Task prompt:
Entries follow. Set all of them down as they stand.

Data records:
>>>

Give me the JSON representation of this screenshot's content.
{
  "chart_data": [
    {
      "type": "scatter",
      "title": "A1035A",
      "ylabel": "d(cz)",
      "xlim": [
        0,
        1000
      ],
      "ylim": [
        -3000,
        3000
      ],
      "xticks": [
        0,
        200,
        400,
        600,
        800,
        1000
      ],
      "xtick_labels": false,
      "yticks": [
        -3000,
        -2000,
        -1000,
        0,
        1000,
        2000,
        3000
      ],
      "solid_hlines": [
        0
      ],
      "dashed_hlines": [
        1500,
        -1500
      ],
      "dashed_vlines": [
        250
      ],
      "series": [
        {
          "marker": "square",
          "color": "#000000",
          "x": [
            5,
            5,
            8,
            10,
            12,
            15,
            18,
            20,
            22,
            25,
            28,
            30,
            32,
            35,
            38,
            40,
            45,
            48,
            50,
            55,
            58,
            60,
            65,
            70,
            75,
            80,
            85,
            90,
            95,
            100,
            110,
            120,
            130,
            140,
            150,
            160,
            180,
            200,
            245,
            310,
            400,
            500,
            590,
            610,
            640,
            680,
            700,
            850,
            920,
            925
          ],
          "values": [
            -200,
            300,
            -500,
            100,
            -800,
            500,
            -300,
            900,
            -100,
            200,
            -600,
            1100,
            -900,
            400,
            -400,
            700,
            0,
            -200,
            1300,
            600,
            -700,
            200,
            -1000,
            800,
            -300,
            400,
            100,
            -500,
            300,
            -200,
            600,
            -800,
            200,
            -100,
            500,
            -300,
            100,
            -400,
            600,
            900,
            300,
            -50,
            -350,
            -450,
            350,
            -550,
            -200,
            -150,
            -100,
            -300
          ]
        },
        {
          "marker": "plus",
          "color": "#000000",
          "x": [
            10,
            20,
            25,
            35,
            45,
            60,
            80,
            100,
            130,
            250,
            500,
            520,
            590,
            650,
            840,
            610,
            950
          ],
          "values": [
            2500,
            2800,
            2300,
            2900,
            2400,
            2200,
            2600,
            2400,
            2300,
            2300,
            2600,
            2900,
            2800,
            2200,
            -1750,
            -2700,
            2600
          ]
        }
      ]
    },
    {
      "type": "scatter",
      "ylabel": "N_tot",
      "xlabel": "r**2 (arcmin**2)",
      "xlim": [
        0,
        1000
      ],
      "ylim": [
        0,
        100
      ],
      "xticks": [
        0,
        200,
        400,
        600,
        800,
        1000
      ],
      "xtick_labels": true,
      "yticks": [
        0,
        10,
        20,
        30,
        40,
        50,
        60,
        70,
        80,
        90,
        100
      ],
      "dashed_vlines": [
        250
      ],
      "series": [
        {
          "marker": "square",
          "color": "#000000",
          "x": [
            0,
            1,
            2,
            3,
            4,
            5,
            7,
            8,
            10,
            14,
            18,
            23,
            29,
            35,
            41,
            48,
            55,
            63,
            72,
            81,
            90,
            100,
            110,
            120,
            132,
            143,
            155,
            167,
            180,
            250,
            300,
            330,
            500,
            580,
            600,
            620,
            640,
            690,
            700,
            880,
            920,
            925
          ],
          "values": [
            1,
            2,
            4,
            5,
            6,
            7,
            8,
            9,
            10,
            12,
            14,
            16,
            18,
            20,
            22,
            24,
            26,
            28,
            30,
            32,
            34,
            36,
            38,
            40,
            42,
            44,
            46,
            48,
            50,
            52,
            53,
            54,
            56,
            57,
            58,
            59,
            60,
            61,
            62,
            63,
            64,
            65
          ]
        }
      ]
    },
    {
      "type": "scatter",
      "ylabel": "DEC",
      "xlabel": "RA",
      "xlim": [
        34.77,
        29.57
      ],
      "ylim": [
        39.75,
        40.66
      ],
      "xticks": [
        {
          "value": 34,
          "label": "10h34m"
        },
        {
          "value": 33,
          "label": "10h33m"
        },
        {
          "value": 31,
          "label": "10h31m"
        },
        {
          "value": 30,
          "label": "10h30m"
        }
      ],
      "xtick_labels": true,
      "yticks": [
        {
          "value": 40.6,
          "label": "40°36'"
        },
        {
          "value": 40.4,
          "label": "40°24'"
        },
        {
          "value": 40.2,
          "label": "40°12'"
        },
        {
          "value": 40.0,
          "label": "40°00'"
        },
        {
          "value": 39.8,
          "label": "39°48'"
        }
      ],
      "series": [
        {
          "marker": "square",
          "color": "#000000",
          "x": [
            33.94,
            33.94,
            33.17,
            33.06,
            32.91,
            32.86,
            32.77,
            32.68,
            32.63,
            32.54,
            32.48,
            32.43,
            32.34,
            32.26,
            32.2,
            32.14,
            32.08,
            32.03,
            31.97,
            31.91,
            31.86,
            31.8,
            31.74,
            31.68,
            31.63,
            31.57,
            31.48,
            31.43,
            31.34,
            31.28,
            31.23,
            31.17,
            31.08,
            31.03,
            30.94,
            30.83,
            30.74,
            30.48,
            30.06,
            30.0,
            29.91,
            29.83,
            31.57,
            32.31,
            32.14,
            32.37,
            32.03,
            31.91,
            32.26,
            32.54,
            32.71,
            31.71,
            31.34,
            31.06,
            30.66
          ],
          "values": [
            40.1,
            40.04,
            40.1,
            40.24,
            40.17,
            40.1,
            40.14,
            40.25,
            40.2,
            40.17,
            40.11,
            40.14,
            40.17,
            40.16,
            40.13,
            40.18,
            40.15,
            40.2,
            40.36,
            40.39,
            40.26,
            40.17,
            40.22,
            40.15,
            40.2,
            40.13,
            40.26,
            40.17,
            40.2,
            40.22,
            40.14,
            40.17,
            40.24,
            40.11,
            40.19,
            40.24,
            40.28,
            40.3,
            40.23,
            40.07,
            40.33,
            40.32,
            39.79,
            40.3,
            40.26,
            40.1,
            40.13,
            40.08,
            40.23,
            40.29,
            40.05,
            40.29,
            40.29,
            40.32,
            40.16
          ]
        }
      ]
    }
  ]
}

<<<

Answer to this problem:
Give me the JSON representation of this screenshot's content.
{
  "chart_data": [
    {
      "type": "scatter",
      "title": "A1035A",
      "ylabel": "d(cz)",
      "xlim": [
        0,
        1000
      ],
      "ylim": [
        -3000,
        3000
      ],
      "xticks": [
        0,
        200,
        400,
        600,
        800,
        1000
      ],
      "xtick_labels": false,
      "yticks": [
        -3000,
        -2000,
        -1000,
        0,
        1000,
        2000,
        3000
      ],
      "solid_hlines": [
        0
      ],
      "dashed_hlines": [
        1500,
        -1500
      ],
      "dashed_vlines": [
        250
      ],
      "series": [
        {
          "marker": "square",
          "color": "#000000",
          "x": [
            5,
            5,
            8,
            10,
            12,
            15,
            18,
            20,
            22,
            25,
            28,
            30,
            32,
            35,
            38,
            40,
            45,
            48,
            50,
            55,
            58,
            60,
            65,
            70,
            75,
            80,
            85,
            90,
            95,
            100,
            110,
            120,
            130,
            140,
            150,
            160,
            180,
            200,
            245,
            310,
            400,
            500,
            590,
            610,
            640,
            680,
            700,
            850,
            920,
            925
          ],
          "values": [
            -200,
            300,
            -500,
            100,
            -800,
            500,
            -300,
            900,
            -100,
            200,
            -600,
            1100,
            -900,
            400,
            -400,
            700,
            0,
            -200,
            1300,
            600,
            -700,
            200,
            -1000,
            800,
            -300,
            400,
            100,
            -500,
            300,
            -200,
            600,
            -800,
            200,
            -100,
            500,
            -300,
            100,
            -400,
            600,
            900,
            300,
            -50,
            -350,
            -450,
            350,
            -550,
            -200,
            -150,
            -100,
            -300
          ]
        },
        {
          "marker": "plus",
          "color": "#000000",
          "x": [
            10,
            20,
            25,
            35,
            45,
            60,
            80,
            100,
            130,
            250,
            500,
            520,
            590,
            650,
            840,
            610,
            950
          ],
          "values": [
            2500,
            2800,
            2300,
            2900,
            2400,
            2200,
            2600,
            2400,
            2300,
            2300,
            2600,
            2900,
            2800,
            2200,
            -1750,
            -2700,
            2600
          ]
        }
      ]
    },
    {
      "type": "scatter",
      "ylabel": "N_tot",
      "xlabel": "r**2 (arcmin**2)",
      "xlim": [
        0,
        1000
      ],
      "ylim": [
        0,
        100
      ],
      "xticks": [
        0,
        200,
        400,
        600,
        800,
        1000
      ],
      "xtick_labels": true,
      "yticks": [
        0,
        10,
        20,
        30,
        40,
        50,
        60,
        70,
        80,
        90,
        100
      ],
      "dashed_vlines": [
        250
      ],
      "series": [
        {
          "marker": "square",
          "color": "#000000",
          "x": [
            0,
            1,
            2,
            3,
            4,
            5,
            7,
            8,
            10,
            14,
            18,
            23,
            29,
            35,
            41,
            48,
            55,
            63,
            72,
            81,
            90,
            100,
            110,
            120,
            132,
            143,
            155,
            167,
            180,
            250,
            300,
            330,
            500,
            580,
            600,
            620,
            640,
            690,
            700,
            880,
            920,
            925
          ],
          "values": [
            1,
            2,
            4,
            5,
            6,
            7,
            8,
            9,
            10,
            12,
            14,
            16,
            18,
            20,
            22,
            24,
            26,
            28,
            30,
            32,
            34,
            36,
            38,
            40,
            42,
            44,
            46,
            48,
            50,
            52,
            53,
            54,
            56,
            57,
            58,
            59,
            60,
            61,
            62,
            63,
            64,
            65
          ]
        }
      ]
    },
    {
      "type": "scatter",
      "ylabel": "DEC",
      "xlabel": "RA",
      "xlim": [
        34.77,
        29.57
      ],
      "ylim": [
        39.75,
        40.66
      ],
      "xticks": [
        {
          "value": 34,
          "label": "10h34m"
        },
        {
          "value": 33,
          "label": "10h33m"
        },
        {
          "value": 31,
          "label": "10h31m"
        },
        {
          "value": 30,
          "label": "10h30m"
        }
      ],
      "xtick_labels": true,
      "yticks": [
        {
          "value": 40.6,
          "label": "40°36'"
        },
        {
          "value": 40.4,
          "label": "40°24'"
        },
        {
          "value": 40.2,
          "label": "40°12'"
        },
        {
          "value": 40.0,
          "label": "40°00'"
        },
        {
          "value": 39.8,
          "label": "39°48'"
        }
      ],
      "series": [
        {
          "marker": "square",
          "color": "#000000",
          "x": [
            33.94,
            33.94,
            33.17,
            33.06,
            32.91,
            32.86,
            32.77,
            32.68,
            32.63,
            32.54,
            32.48,
            32.43,
            32.34,
            32.26,
            32.2,
            32.14,
            32.08,
            32.03,
            31.97,
            31.91,
            31.86,
            31.8,
            31.74,
            31.68,
            31.63,
            31.57,
            31.48,
            31.43,
            31.34,
            31.28,
            31.23,
            31.17,
            31.08,
            31.03,
            30.94,
            30.83,
            30.74,
            30.48,
            30.06,
            30.0,
            29.91,
            29.83,
            31.57,
            32.31,
            32.14,
            32.37,
            32.03,
            31.91,
            32.26,
            32.54,
            32.71,
            31.71,
            31.34,
            31.06,
            30.66
          ],
          "values": [
            40.1,
            40.04,
            40.1,
            40.24,
            40.17,
            40.1,
            40.14,
            40.25,
            40.2,
            40.17,
            40.11,
            40.14,
            40.17,
            40.16,
            40.13,
            40.18,
            40.15,
            40.2,
            40.36,
            40.39,
            40.26,
            40.17,
            40.22,
            40.15,
            40.2,
            40.13,
            40.26,
            40.17,
            40.2,
            40.22,
            40.14,
            40.17,
            40.24,
            40.11,
            40.19,
            40.24,
            40.28,
            40.3,
            40.23,
            40.07,
            40.33,
            40.32,
            39.79,
            40.3,
            40.26,
            40.1,
            40.13,
            40.08,
            40.23,
            40.29,
            40.05,
            40.29,
            40.29,
            40.32,
            40.16
          ]
        }
      ]
    }
  ]
}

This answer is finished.